→ **YOUR GOAL**: Retype all of the entries word for word.

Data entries
- - -

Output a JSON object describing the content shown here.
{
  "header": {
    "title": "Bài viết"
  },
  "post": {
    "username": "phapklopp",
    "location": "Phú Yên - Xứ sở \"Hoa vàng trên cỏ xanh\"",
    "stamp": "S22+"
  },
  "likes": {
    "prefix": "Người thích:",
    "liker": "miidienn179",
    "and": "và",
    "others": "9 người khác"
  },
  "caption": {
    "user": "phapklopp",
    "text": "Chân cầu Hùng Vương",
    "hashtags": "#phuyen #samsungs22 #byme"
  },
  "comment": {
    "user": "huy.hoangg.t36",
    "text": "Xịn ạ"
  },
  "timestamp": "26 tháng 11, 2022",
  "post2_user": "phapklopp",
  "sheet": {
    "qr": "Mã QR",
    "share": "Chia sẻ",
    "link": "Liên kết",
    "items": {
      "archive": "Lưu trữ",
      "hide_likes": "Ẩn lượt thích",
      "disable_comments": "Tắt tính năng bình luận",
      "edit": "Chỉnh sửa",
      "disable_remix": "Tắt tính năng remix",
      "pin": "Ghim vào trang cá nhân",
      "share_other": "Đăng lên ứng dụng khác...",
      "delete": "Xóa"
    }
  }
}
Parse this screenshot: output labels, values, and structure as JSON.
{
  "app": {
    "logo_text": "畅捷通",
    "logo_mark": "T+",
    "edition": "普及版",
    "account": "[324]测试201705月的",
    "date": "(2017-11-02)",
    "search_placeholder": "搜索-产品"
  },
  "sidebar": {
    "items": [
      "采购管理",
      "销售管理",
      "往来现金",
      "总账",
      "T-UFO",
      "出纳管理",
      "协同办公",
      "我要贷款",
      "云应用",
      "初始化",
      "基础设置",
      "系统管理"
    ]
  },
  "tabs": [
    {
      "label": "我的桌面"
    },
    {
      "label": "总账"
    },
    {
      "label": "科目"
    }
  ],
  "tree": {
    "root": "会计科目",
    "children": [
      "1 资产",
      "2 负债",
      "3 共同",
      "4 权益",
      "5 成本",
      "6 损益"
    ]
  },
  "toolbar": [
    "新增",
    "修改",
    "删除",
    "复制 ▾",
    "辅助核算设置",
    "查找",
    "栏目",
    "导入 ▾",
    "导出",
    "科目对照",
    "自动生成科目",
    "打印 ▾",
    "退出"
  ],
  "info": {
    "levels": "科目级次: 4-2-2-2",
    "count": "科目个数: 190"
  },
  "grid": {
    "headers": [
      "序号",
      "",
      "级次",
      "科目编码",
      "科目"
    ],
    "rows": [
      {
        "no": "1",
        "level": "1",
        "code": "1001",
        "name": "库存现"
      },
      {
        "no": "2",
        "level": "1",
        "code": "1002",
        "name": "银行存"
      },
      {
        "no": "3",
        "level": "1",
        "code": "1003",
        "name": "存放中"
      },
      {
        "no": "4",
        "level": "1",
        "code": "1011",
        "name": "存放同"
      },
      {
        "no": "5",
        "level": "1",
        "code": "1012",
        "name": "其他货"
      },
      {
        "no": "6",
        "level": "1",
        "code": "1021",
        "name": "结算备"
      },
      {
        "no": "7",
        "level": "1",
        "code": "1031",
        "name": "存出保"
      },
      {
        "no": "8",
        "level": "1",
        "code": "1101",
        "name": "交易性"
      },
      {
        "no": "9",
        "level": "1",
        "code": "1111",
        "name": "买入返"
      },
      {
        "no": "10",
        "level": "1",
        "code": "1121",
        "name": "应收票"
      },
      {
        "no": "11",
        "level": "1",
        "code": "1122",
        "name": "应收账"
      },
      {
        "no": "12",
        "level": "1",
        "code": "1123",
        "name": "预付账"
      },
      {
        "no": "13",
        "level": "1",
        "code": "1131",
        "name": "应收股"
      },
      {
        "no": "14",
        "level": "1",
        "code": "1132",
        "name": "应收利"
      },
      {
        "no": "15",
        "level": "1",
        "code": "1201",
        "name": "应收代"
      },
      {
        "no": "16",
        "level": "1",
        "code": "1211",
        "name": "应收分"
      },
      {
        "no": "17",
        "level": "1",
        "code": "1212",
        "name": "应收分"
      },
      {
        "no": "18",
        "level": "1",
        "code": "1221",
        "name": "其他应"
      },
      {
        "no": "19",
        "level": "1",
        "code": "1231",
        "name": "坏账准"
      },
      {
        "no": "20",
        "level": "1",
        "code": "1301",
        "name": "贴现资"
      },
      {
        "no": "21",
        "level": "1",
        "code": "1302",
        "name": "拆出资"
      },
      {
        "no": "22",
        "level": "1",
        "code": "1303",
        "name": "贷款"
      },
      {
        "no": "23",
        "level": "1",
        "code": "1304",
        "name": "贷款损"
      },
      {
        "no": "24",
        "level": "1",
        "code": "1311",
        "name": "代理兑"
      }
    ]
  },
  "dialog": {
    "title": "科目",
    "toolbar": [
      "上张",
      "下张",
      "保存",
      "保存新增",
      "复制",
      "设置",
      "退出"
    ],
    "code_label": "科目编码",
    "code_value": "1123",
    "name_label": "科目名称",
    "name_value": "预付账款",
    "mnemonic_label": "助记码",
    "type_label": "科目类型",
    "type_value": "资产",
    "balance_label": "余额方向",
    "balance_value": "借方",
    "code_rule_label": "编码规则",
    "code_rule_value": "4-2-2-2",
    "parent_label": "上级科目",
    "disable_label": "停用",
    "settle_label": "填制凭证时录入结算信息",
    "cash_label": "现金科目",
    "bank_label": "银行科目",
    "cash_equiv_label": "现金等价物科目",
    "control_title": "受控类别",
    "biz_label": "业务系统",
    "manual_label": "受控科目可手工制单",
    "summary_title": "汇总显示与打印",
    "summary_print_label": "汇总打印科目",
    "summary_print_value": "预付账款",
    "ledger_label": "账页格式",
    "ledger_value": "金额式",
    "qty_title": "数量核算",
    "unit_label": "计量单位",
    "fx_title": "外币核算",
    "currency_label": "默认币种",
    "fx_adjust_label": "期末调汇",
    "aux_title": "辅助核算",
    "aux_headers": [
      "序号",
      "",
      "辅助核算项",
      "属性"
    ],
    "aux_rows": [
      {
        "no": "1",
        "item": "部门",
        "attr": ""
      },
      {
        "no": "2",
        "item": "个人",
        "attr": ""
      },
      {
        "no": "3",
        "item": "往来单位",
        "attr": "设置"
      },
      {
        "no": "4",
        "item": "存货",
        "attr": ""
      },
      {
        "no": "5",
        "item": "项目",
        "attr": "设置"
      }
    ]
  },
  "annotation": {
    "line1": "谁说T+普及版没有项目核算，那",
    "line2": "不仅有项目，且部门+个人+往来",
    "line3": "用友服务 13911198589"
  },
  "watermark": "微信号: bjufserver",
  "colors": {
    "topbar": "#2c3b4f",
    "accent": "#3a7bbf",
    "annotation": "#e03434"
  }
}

- - -

→ **TASK SOLUTION**:
Output a JSON object describing the content shown here.
{
  "header": {
    "title": "Bài viết"
  },
  "post": {
    "username": "phapklopp",
    "location": "Phú Yên - Xứ sở \"Hoa vàng trên cỏ xanh\"",
    "stamp": "S22+"
  },
  "likes": {
    "prefix": "Người thích:",
    "liker": "miidienn179",
    "and": "và",
    "others": "9 người khác"
  },
  "caption": {
    "user": "phapklopp",
    "text": "Chân cầu Hùng Vương",
    "hashtags": "#phuyen #samsungs22 #byme"
  },
  "comment": {
    "user": "huy.hoangg.t36",
    "text": "Xịn ạ"
  },
  "timestamp": "26 tháng 11, 2022",
  "post2_user": "phapklopp",
  "sheet": {
    "qr": "Mã QR",
    "share": "Chia sẻ",
    "link": "Liên kết",
    "items": {
      "archive": "Lưu trữ",
      "hide_likes": "Ẩn lượt thích",
      "disable_comments": "Tắt tính năng bình luận",
      "edit": "Chỉnh sửa",
      "disable_remix": "Tắt tính năng remix",
      "pin": "Ghim vào trang cá nhân",
      "share_other": "Đăng lên ứng dụng khác...",
      "delete": "Xóa"
    }
  }
}
Parse this screenshot: output labels, values, and structure as JSON.
{
  "app": {
    "logo_text": "畅捷通",
    "logo_mark": "T+",
    "edition": "普及版",
    "account": "[324]测试201705月的",
    "date": "(2017-11-02)",
    "search_placeholder": "搜索-产品"
  },
  "sidebar": {
    "items": [
      "采购管理",
      "销售管理",
      "往来现金",
      "总账",
      "T-UFO",
      "出纳管理",
      "协同办公",
      "我要贷款",
      "云应用",
      "初始化",
      "基础设置",
      "系统管理"
    ]
  },
  "tabs": [
    {
      "label": "我的桌面"
    },
    {
      "label": "总账"
    },
    {
      "label": "科目"
    }
  ],
  "tree": {
    "root": "会计科目",
    "children": [
      "1 资产",
      "2 负债",
      "3 共同",
      "4 权益",
      "5 成本",
      "6 损益"
    ]
  },
  "toolbar": [
    "新增",
    "修改",
    "删除",
    "复制 ▾",
    "辅助核算设置",
    "查找",
    "栏目",
    "导入 ▾",
    "导出",
    "科目对照",
    "自动生成科目",
    "打印 ▾",
    "退出"
  ],
  "info": {
    "levels": "科目级次: 4-2-2-2",
    "count": "科目个数: 190"
  },
  "grid": {
    "headers": [
      "序号",
      "",
      "级次",
      "科目编码",
      "科目"
    ],
    "rows": [
      {
        "no": "1",
        "level": "1",
        "code": "1001",
        "name": "库存现"
      },
      {
        "no": "2",
        "level": "1",
        "code": "1002",
        "name": "银行存"
      },
      {
        "no": "3",
        "level": "1",
        "code": "1003",
        "name": "存放中"
      },
      {
        "no": "4",
        "level": "1",
        "code": "1011",
        "name": "存放同"
      },
      {
        "no": "5",
        "level": "1",
        "code": "1012",
        "name": "其他货"
      },
      {
        "no": "6",
        "level": "1",
        "code": "1021",
        "name": "结算备"
      },
      {
        "no": "7",
        "level": "1",
        "code": "1031",
        "name": "存出保"
      },
      {
        "no": "8",
        "level": "1",
        "code": "1101",
        "name": "交易性"
      },
      {
        "no": "9",
        "level": "1",
        "code": "1111",
        "name": "买入返"
      },
      {
        "no": "10",
        "level": "1",
        "code": "1121",
        "name": "应收票"
      },
      {
        "no": "11",
        "level": "1",
        "code": "1122",
        "name": "应收账"
      },
      {
        "no": "12",
        "level": "1",
        "code": "1123",
        "name": "预付账"
      },
      {
        "no": "13",
        "level": "1",
        "code": "1131",
        "name": "应收股"
      },
      {
        "no": "14",
        "level": "1",
        "code": "1132",
        "name": "应收利"
      },
      {
        "no": "15",
        "level": "1",
        "code": "1201",
        "name": "应收代"
      },
      {
        "no": "16",
        "level": "1",
        "code": "1211",
        "name": "应收分"
      },
      {
        "no": "17",
        "level": "1",
        "code": "1212",
        "name": "应收分"
      },
      {
        "no": "18",
        "level": "1",
        "code": "1221",
        "name": "其他应"
      },
      {
        "no": "19",
        "level": "1",
        "code": "1231",
        "name": "坏账准"
      },
      {
        "no": "20",
        "level": "1",
        "code": "1301",
        "name": "贴现资"
      },
      {
        "no": "21",
        "level": "1",
        "code": "1302",
        "name": "拆出资"
      },
      {
        "no": "22",
        "level": "1",
        "code": "1303",
        "name": "贷款"
      },
      {
        "no": "23",
        "level": "1",
        "code": "1304",
        "name": "贷款损"
      },
      {
        "no": "24",
        "level": "1",
        "code": "1311",
        "name": "代理兑"
      }
    ]
  },
  "dialog": {
    "title": "科目",
    "toolbar": [
      "上张",
      "下张",
      "保存",
      "保存新增",
      "复制",
      "设置",
      "退出"
    ],
    "code_label": "科目编码",
    "code_value": "1123",
    "name_label": "科目名称",
    "name_value": "预付账款",
    "mnemonic_label": "助记码",
    "type_label": "科目类型",
    "type_value": "资产",
    "balance_label": "余额方向",
    "balance_value": "借方",
    "code_rule_label": "编码规则",
    "code_rule_value": "4-2-2-2",
    "parent_label": "上级科目",
    "disable_label": "停用",
    "settle_label": "填制凭证时录入结算信息",
    "cash_label": "现金科目",
    "bank_label": "银行科目",
    "cash_equiv_label": "现金等价物科目",
    "control_title": "受控类别",
    "biz_label": "业务系统",
    "manual_label": "受控科目可手工制单",
    "summary_title": "汇总显示与打印",
    "summary_print_label": "汇总打印科目",
    "summary_print_value": "预付账款",
    "ledger_label": "账页格式",
    "ledger_value": "金额式",
    "qty_title": "数量核算",
    "unit_label": "计量单位",
    "fx_title": "外币核算",
    "currency_label": "默认币种",
    "fx_adjust_label": "期末调汇",
    "aux_title": "辅助核算",
    "aux_headers": [
      "序号",
      "",
      "辅助核算项",
      "属性"
    ],
    "aux_rows": [
      {
        "no": "1",
        "item": "部门",
        "attr": ""
      },
      {
        "no": "2",
        "item": "个人",
        "attr": ""
      },
      {
        "no": "3",
        "item": "往来单位",
        "attr": "设置"
      },
      {
        "no": "4",
        "item": "存货",
        "attr": ""
      },
      {
        "no": "5",
        "item": "项目",
        "attr": "设置"
      }
    ]
  },
  "annotation": {
    "line1": "谁说T+普及版没有项目核算，那",
    "line2": "不仅有项目，且部门+个人+往来",
    "line3": "用友服务 13911198589"
  },
  "watermark": "微信号: bjufserver",
  "colors": {
    "topbar": "#2c3b4f",
    "accent": "#3a7bbf",
    "annotation": "#e03434"
  }
}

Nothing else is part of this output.